== INPUT RECORDS ==

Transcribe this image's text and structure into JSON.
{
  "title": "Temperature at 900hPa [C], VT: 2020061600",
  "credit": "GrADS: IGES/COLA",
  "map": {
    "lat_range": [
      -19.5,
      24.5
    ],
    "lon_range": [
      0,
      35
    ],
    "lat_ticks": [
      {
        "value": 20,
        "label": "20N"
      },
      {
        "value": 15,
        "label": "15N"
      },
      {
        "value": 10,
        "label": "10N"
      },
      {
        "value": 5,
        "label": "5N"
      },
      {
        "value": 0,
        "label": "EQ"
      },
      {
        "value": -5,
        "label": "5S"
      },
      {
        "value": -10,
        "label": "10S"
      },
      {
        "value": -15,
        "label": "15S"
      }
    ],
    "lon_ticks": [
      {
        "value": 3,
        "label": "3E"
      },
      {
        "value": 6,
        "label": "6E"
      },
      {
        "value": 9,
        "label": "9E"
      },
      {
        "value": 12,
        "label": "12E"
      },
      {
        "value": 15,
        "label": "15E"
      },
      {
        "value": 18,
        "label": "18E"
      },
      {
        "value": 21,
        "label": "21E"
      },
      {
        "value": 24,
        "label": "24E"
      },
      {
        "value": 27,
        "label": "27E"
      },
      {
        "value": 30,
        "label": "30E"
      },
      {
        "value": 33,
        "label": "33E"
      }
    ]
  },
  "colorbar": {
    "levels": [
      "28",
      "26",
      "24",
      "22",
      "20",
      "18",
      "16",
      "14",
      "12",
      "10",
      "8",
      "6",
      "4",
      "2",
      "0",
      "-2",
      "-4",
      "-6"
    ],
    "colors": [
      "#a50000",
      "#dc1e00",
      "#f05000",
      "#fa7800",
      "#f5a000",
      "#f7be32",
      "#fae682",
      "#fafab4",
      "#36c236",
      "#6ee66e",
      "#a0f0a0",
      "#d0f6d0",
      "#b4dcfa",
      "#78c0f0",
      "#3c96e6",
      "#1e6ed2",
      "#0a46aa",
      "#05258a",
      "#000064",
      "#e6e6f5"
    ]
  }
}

===

Output the whole listing above again, word for word.

Transcribe this image's text and structure into JSON.
{
  "title": "Temperature at 900hPa [C], VT: 2020061600",
  "credit": "GrADS: IGES/COLA",
  "map": {
    "lat_range": [
      -19.5,
      24.5
    ],
    "lon_range": [
      0,
      35
    ],
    "lat_ticks": [
      {
        "value": 20,
        "label": "20N"
      },
      {
        "value": 15,
        "label": "15N"
      },
      {
        "value": 10,
        "label": "10N"
      },
      {
        "value": 5,
        "label": "5N"
      },
      {
        "value": 0,
        "label": "EQ"
      },
      {
        "value": -5,
        "label": "5S"
      },
      {
        "value": -10,
        "label": "10S"
      },
      {
        "value": -15,
        "label": "15S"
      }
    ],
    "lon_ticks": [
      {
        "value": 3,
        "label": "3E"
      },
      {
        "value": 6,
        "label": "6E"
      },
      {
        "value": 9,
        "label": "9E"
      },
      {
        "value": 12,
        "label": "12E"
      },
      {
        "value": 15,
        "label": "15E"
      },
      {
        "value": 18,
        "label": "18E"
      },
      {
        "value": 21,
        "label": "21E"
      },
      {
        "value": 24,
        "label": "24E"
      },
      {
        "value": 27,
        "label": "27E"
      },
      {
        "value": 30,
        "label": "30E"
      },
      {
        "value": 33,
        "label": "33E"
      }
    ]
  },
  "colorbar": {
    "levels": [
      "28",
      "26",
      "24",
      "22",
      "20",
      "18",
      "16",
      "14",
      "12",
      "10",
      "8",
      "6",
      "4",
      "2",
      "0",
      "-2",
      "-4",
      "-6"
    ],
    "colors": [
      "#a50000",
      "#dc1e00",
      "#f05000",
      "#fa7800",
      "#f5a000",
      "#f7be32",
      "#fae682",
      "#fafab4",
      "#36c236",
      "#6ee66e",
      "#a0f0a0",
      "#d0f6d0",
      "#b4dcfa",
      "#78c0f0",
      "#3c96e6",
      "#1e6ed2",
      "#0a46aa",
      "#05258a",
      "#000064",
      "#e6e6f5"
    ]
  }
}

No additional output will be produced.